Exercise: Every record should be repeated exactly, except that pictures are left out.

━━━━━━━━━━━━━━━━

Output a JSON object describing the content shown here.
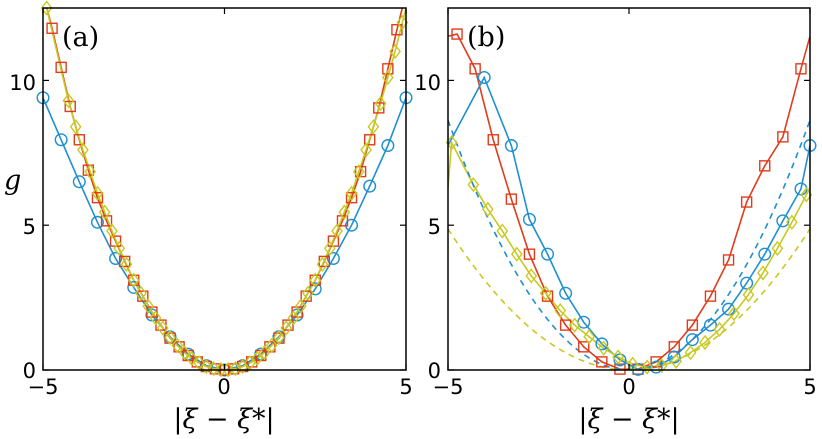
{
  "figure_ylabel": "g",
  "colors": {
    "blue": "#1f8fd0",
    "red": "#e03c1c",
    "yellow": "#c8c820"
  },
  "chart_data": [
    {
      "type": "scatter",
      "panel_label": "(a)",
      "xlabel": "|ξ − ξ*|",
      "ylabel": "g",
      "xlim": [
        -5,
        5
      ],
      "ylim": [
        0,
        12.5
      ],
      "xticks": [
        -5,
        0,
        5
      ],
      "yticks": [
        0,
        5,
        10
      ],
      "x_tick_labels": [
        "−5",
        "0",
        "5"
      ],
      "y_tick_labels": [
        "0",
        "5",
        "10"
      ],
      "series": [
        {
          "name": "blue circles",
          "color": "#1f8fd0",
          "marker": "circle",
          "fit": "solid",
          "fit_coef": 0.376,
          "x": [
            -5,
            -4.5,
            -4,
            -3.5,
            -3,
            -2.5,
            -2,
            -1.5,
            -1,
            -0.5,
            0,
            0.5,
            1,
            1.5,
            2,
            2.5,
            3,
            3.5,
            4,
            4.5,
            5
          ],
          "y": [
            9.4,
            7.95,
            6.5,
            5.1,
            3.85,
            2.85,
            1.9,
            1.15,
            0.55,
            0.15,
            0,
            0.15,
            0.55,
            1.15,
            1.9,
            2.8,
            3.85,
            5.0,
            6.35,
            7.75,
            9.4
          ]
        },
        {
          "name": "red squares",
          "color": "#e03c1c",
          "marker": "square",
          "fit": "solid",
          "fit_coef": 0.5,
          "x": [
            -4.75,
            -4.5,
            -4.25,
            -4.0,
            -3.75,
            -3.5,
            -3.25,
            -3.0,
            -2.75,
            -2.5,
            -2.25,
            -2.0,
            -1.75,
            -1.5,
            -1.25,
            -1.0,
            -0.75,
            -0.5,
            -0.25,
            0,
            0.25,
            0.5,
            0.75,
            1.0,
            1.25,
            1.5,
            1.75,
            2.0,
            2.25,
            2.5,
            2.75,
            3.0,
            3.25,
            3.5,
            3.75,
            4.0,
            4.25,
            4.5,
            4.75
          ],
          "y": [
            11.8,
            10.45,
            9.1,
            7.95,
            6.9,
            5.95,
            5.15,
            4.45,
            3.75,
            3.1,
            2.55,
            2.0,
            1.55,
            1.1,
            0.8,
            0.5,
            0.28,
            0.12,
            0.04,
            0,
            0.04,
            0.12,
            0.28,
            0.5,
            0.8,
            1.1,
            1.55,
            2.0,
            2.55,
            3.1,
            3.75,
            4.45,
            5.15,
            5.95,
            6.85,
            7.95,
            9.05,
            10.4,
            11.75
          ]
        },
        {
          "name": "yellow diamonds",
          "color": "#c8c820",
          "marker": "diamond",
          "fit": "solid",
          "fit_coef": 0.5,
          "x": [
            -4.9,
            -4.3,
            -4.1,
            -3.9,
            -3.7,
            -3.5,
            -3.3,
            -3.1,
            -2.9,
            -2.7,
            -2.5,
            -2.3,
            -2.1,
            -1.9,
            -1.7,
            -1.5,
            -1.3,
            -1.1,
            -0.9,
            -0.7,
            -0.5,
            -0.3,
            -0.1,
            0.1,
            0.3,
            0.5,
            0.7,
            0.9,
            1.1,
            1.3,
            1.5,
            1.7,
            1.9,
            2.1,
            2.3,
            2.5,
            2.7,
            2.9,
            3.1,
            3.3,
            3.5,
            3.7,
            3.9,
            4.1,
            4.3,
            4.5,
            4.7,
            4.9
          ],
          "y": [
            12.5,
            9.3,
            8.4,
            7.6,
            6.85,
            6.1,
            5.45,
            4.8,
            4.2,
            3.65,
            3.1,
            2.65,
            2.2,
            1.8,
            1.45,
            1.12,
            0.85,
            0.6,
            0.4,
            0.25,
            0.12,
            0.05,
            0.01,
            0.01,
            0.05,
            0.12,
            0.25,
            0.4,
            0.6,
            0.85,
            1.12,
            1.45,
            1.8,
            2.2,
            2.65,
            3.1,
            3.65,
            4.2,
            4.8,
            5.45,
            6.1,
            6.85,
            7.6,
            8.4,
            9.2,
            10.1,
            11.0,
            12.0
          ]
        }
      ]
    },
    {
      "type": "scatter",
      "panel_label": "(b)",
      "xlabel": "|ξ − ξ*|",
      "ylabel": "",
      "xlim": [
        -5,
        5
      ],
      "ylim": [
        0,
        12.5
      ],
      "xticks": [
        -5,
        0,
        5
      ],
      "yticks": [
        0,
        5,
        10
      ],
      "x_tick_labels": [
        "−5",
        "0",
        "5"
      ],
      "y_tick_labels": [
        "0",
        "5",
        "10"
      ],
      "series": [
        {
          "name": "red squares",
          "color": "#e03c1c",
          "marker": "square",
          "fit": "solid",
          "fit_coef": 0.5,
          "x": [
            -4.75,
            -4.25,
            -3.75,
            -3.25,
            -2.75,
            -2.25,
            -1.75,
            -1.25,
            -0.75,
            -0.25,
            0.25,
            0.75,
            1.25,
            1.75,
            2.25,
            2.75,
            3.25,
            3.75,
            4.25,
            4.75
          ],
          "y": [
            11.6,
            10.4,
            7.95,
            5.9,
            4.0,
            2.55,
            1.55,
            0.8,
            0.28,
            0.03,
            0.03,
            0.28,
            0.8,
            1.55,
            2.55,
            3.8,
            5.8,
            7.05,
            8.05,
            10.4
          ]
        },
        {
          "name": "blue circles",
          "color": "#1f8fd0",
          "marker": "circle",
          "fit": "solid",
          "fit_coef": 0.5,
          "x": [
            -4.0,
            -3.25,
            -2.75,
            -2.25,
            -1.75,
            -1.25,
            -0.75,
            -0.25,
            0.25,
            0.75,
            1.25,
            1.75,
            2.25,
            2.75,
            3.25,
            3.75,
            4.25,
            4.75,
            5.0
          ],
          "y": [
            10.1,
            7.75,
            5.2,
            4.0,
            2.65,
            1.65,
            0.9,
            0.35,
            0.02,
            0.1,
            0.45,
            1.05,
            1.55,
            2.1,
            3.0,
            4.0,
            5.15,
            6.25,
            7.75
          ]
        },
        {
          "name": "yellow diamonds",
          "color": "#c8c820",
          "marker": "diamond",
          "fit": "solid",
          "fit_coef": 0.5,
          "x": [
            -4.9,
            -4.3,
            -3.9,
            -3.5,
            -3.1,
            -2.7,
            -2.3,
            -1.9,
            -1.5,
            -1.1,
            -0.7,
            -0.3,
            0.1,
            0.5,
            0.9,
            1.3,
            1.7,
            2.1,
            2.5,
            2.9,
            3.3,
            3.7,
            4.1,
            4.5,
            4.9
          ],
          "y": [
            7.85,
            6.4,
            5.55,
            4.8,
            4.0,
            3.25,
            2.65,
            2.05,
            1.55,
            1.15,
            0.75,
            0.45,
            0.2,
            0.1,
            0.15,
            0.3,
            0.6,
            0.95,
            1.4,
            1.95,
            2.6,
            3.35,
            4.2,
            5.1,
            6.05
          ]
        },
        {
          "name": "blue dashed",
          "color": "#1f8fd0",
          "marker": "none",
          "fit": "dashed",
          "fit_coef": 0.5,
          "x": [],
          "y": []
        },
        {
          "name": "yellow dashed",
          "color": "#c8c820",
          "marker": "none",
          "fit": "dashed",
          "fit_coef": 0.5,
          "x": [],
          "y": []
        }
      ]
    }
  ]
}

━━━━━━━━━━━━━━━━

Result of the task:
Output a JSON object describing the content shown here.
{
  "figure_ylabel": "g",
  "colors": {
    "blue": "#1f8fd0",
    "red": "#e03c1c",
    "yellow": "#c8c820"
  },
  "chart_data": [
    {
      "type": "scatter",
      "panel_label": "(a)",
      "xlabel": "|ξ − ξ*|",
      "ylabel": "g",
      "xlim": [
        -5,
        5
      ],
      "ylim": [
        0,
        12.5
      ],
      "xticks": [
        -5,
        0,
        5
      ],
      "yticks": [
        0,
        5,
        10
      ],
      "x_tick_labels": [
        "−5",
        "0",
        "5"
      ],
      "y_tick_labels": [
        "0",
        "5",
        "10"
      ],
      "series": [
        {
          "name": "blue circles",
          "color": "#1f8fd0",
          "marker": "circle",
          "fit": "solid",
          "fit_coef": 0.376,
          "x": [
            -5,
            -4.5,
            -4,
            -3.5,
            -3,
            -2.5,
            -2,
            -1.5,
            -1,
            -0.5,
            0,
            0.5,
            1,
            1.5,
            2,
            2.5,
            3,
            3.5,
            4,
            4.5,
            5
          ],
          "y": [
            9.4,
            7.95,
            6.5,
            5.1,
            3.85,
            2.85,
            1.9,
            1.15,
            0.55,
            0.15,
            0,
            0.15,
            0.55,
            1.15,
            1.9,
            2.8,
            3.85,
            5.0,
            6.35,
            7.75,
            9.4
          ]
        },
        {
          "name": "red squares",
          "color": "#e03c1c",
          "marker": "square",
          "fit": "solid",
          "fit_coef": 0.5,
          "x": [
            -4.75,
            -4.5,
            -4.25,
            -4.0,
            -3.75,
            -3.5,
            -3.25,
            -3.0,
            -2.75,
            -2.5,
            -2.25,
            -2.0,
            -1.75,
            -1.5,
            -1.25,
            -1.0,
            -0.75,
            -0.5,
            -0.25,
            0,
            0.25,
            0.5,
            0.75,
            1.0,
            1.25,
            1.5,
            1.75,
            2.0,
            2.25,
            2.5,
            2.75,
            3.0,
            3.25,
            3.5,
            3.75,
            4.0,
            4.25,
            4.5,
            4.75
          ],
          "y": [
            11.8,
            10.45,
            9.1,
            7.95,
            6.9,
            5.95,
            5.15,
            4.45,
            3.75,
            3.1,
            2.55,
            2.0,
            1.55,
            1.1,
            0.8,
            0.5,
            0.28,
            0.12,
            0.04,
            0,
            0.04,
            0.12,
            0.28,
            0.5,
            0.8,
            1.1,
            1.55,
            2.0,
            2.55,
            3.1,
            3.75,
            4.45,
            5.15,
            5.95,
            6.85,
            7.95,
            9.05,
            10.4,
            11.75
          ]
        },
        {
          "name": "yellow diamonds",
          "color": "#c8c820",
          "marker": "diamond",
          "fit": "solid",
          "fit_coef": 0.5,
          "x": [
            -4.9,
            -4.3,
            -4.1,
            -3.9,
            -3.7,
            -3.5,
            -3.3,
            -3.1,
            -2.9,
            -2.7,
            -2.5,
            -2.3,
            -2.1,
            -1.9,
            -1.7,
            -1.5,
            -1.3,
            -1.1,
            -0.9,
            -0.7,
            -0.5,
            -0.3,
            -0.1,
            0.1,
            0.3,
            0.5,
            0.7,
            0.9,
            1.1,
            1.3,
            1.5,
            1.7,
            1.9,
            2.1,
            2.3,
            2.5,
            2.7,
            2.9,
            3.1,
            3.3,
            3.5,
            3.7,
            3.9,
            4.1,
            4.3,
            4.5,
            4.7,
            4.9
          ],
          "y": [
            12.5,
            9.3,
            8.4,
            7.6,
            6.85,
            6.1,
            5.45,
            4.8,
            4.2,
            3.65,
            3.1,
            2.65,
            2.2,
            1.8,
            1.45,
            1.12,
            0.85,
            0.6,
            0.4,
            0.25,
            0.12,
            0.05,
            0.01,
            0.01,
            0.05,
            0.12,
            0.25,
            0.4,
            0.6,
            0.85,
            1.12,
            1.45,
            1.8,
            2.2,
            2.65,
            3.1,
            3.65,
            4.2,
            4.8,
            5.45,
            6.1,
            6.85,
            7.6,
            8.4,
            9.2,
            10.1,
            11.0,
            12.0
          ]
        }
      ]
    },
    {
      "type": "scatter",
      "panel_label": "(b)",
      "xlabel": "|ξ − ξ*|",
      "ylabel": "",
      "xlim": [
        -5,
        5
      ],
      "ylim": [
        0,
        12.5
      ],
      "xticks": [
        -5,
        0,
        5
      ],
      "yticks": [
        0,
        5,
        10
      ],
      "x_tick_labels": [
        "−5",
        "0",
        "5"
      ],
      "y_tick_labels": [
        "0",
        "5",
        "10"
      ],
      "series": [
        {
          "name": "red squares",
          "color": "#e03c1c",
          "marker": "square",
          "fit": "solid",
          "fit_coef": 0.5,
          "x": [
            -4.75,
            -4.25,
            -3.75,
            -3.25,
            -2.75,
            -2.25,
            -1.75,
            -1.25,
            -0.75,
            -0.25,
            0.25,
            0.75,
            1.25,
            1.75,
            2.25,
            2.75,
            3.25,
            3.75,
            4.25,
            4.75
          ],
          "y": [
            11.6,
            10.4,
            7.95,
            5.9,
            4.0,
            2.55,
            1.55,
            0.8,
            0.28,
            0.03,
            0.03,
            0.28,
            0.8,
            1.55,
            2.55,
            3.8,
            5.8,
            7.05,
            8.05,
            10.4
          ]
        },
        {
          "name": "blue circles",
          "color": "#1f8fd0",
          "marker": "circle",
          "fit": "solid",
          "fit_coef": 0.5,
          "x": [
            -4.0,
            -3.25,
            -2.75,
            -2.25,
            -1.75,
            -1.25,
            -0.75,
            -0.25,
            0.25,
            0.75,
            1.25,
            1.75,
            2.25,
            2.75,
            3.25,
            3.75,
            4.25,
            4.75,
            5.0
          ],
          "y": [
            10.1,
            7.75,
            5.2,
            4.0,
            2.65,
            1.65,
            0.9,
            0.35,
            0.02,
            0.1,
            0.45,
            1.05,
            1.55,
            2.1,
            3.0,
            4.0,
            5.15,
            6.25,
            7.75
          ]
        },
        {
          "name": "yellow diamonds",
          "color": "#c8c820",
          "marker": "diamond",
          "fit": "solid",
          "fit_coef": 0.5,
          "x": [
            -4.9,
            -4.3,
            -3.9,
            -3.5,
            -3.1,
            -2.7,
            -2.3,
            -1.9,
            -1.5,
            -1.1,
            -0.7,
            -0.3,
            0.1,
            0.5,
            0.9,
            1.3,
            1.7,
            2.1,
            2.5,
            2.9,
            3.3,
            3.7,
            4.1,
            4.5,
            4.9
          ],
          "y": [
            7.85,
            6.4,
            5.55,
            4.8,
            4.0,
            3.25,
            2.65,
            2.05,
            1.55,
            1.15,
            0.75,
            0.45,
            0.2,
            0.1,
            0.15,
            0.3,
            0.6,
            0.95,
            1.4,
            1.95,
            2.6,
            3.35,
            4.2,
            5.1,
            6.05
          ]
        },
        {
          "name": "blue dashed",
          "color": "#1f8fd0",
          "marker": "none",
          "fit": "dashed",
          "fit_coef": 0.5,
          "x": [],
          "y": []
        },
        {
          "name": "yellow dashed",
          "color": "#c8c820",
          "marker": "none",
          "fit": "dashed",
          "fit_coef": 0.5,
          "x": [],
          "y": []
        }
      ]
    }
  ]
}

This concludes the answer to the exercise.